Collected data
********

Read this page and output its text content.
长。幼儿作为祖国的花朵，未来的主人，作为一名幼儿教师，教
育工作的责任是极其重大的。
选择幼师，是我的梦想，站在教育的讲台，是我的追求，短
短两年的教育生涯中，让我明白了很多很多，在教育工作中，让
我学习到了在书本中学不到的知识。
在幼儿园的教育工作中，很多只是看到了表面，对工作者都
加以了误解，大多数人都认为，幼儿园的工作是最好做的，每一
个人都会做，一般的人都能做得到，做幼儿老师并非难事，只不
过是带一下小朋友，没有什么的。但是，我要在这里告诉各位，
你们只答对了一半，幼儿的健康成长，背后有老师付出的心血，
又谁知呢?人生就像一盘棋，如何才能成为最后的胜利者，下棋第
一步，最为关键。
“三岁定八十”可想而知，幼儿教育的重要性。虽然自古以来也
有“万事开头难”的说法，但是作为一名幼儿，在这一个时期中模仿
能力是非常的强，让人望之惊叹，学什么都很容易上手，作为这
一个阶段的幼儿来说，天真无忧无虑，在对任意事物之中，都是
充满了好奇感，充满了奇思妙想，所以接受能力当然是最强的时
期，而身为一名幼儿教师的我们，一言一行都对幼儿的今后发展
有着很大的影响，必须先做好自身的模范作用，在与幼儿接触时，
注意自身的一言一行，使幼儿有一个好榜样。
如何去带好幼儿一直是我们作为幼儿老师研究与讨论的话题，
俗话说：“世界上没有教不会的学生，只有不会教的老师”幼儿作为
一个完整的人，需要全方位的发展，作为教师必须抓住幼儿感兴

********

Set down the listing above in full, please, exactly as it appears.

Result of the task
Read this page and output its text content.
长。幼儿作为祖国的花朵，未来的主人，作为一名幼儿教师，教
育工作的责任是极其重大的。
选择幼师，是我的梦想，站在教育的讲台，是我的追求，短
短两年的教育生涯中，让我明白了很多很多，在教育工作中，让
我学习到了在书本中学不到的知识。
在幼儿园的教育工作中，很多只是看到了表面，对工作者都
加以了误解，大多数人都认为，幼儿园的工作是最好做的，每一
个人都会做，一般的人都能做得到，做幼儿老师并非难事，只不
过是带一下小朋友，没有什么的。但是，我要在这里告诉各位，
你们只答对了一半，幼儿的健康成长，背后有老师付出的心血，
又谁知呢?人生就像一盘棋，如何才能成为最后的胜利者，下棋第
一步，最为关键。
“三岁定八十”可想而知，幼儿教育的重要性。虽然自古以来也
有“万事开头难”的说法，但是作为一名幼儿，在这一个时期中模仿
能力是非常的强，让人望之惊叹，学什么都很容易上手，作为这
一个阶段的幼儿来说，天真无忧无虑，在对任意事物之中，都是
充满了好奇感，充满了奇思妙想，所以接受能力当然是最强的时
期，而身为一名幼儿教师的我们，一言一行都对幼儿的今后发展
有着很大的影响，必须先做好自身的模范作用，在与幼儿接触时，
注意自身的一言一行，使幼儿有一个好榜样。
如何去带好幼儿一直是我们作为幼儿老师研究与讨论的话题，
俗话说：“世界上没有教不会的学生，只有不会教的老师”幼儿作为
一个完整的人，需要全方位的发展，作为教师必须抓住幼儿感兴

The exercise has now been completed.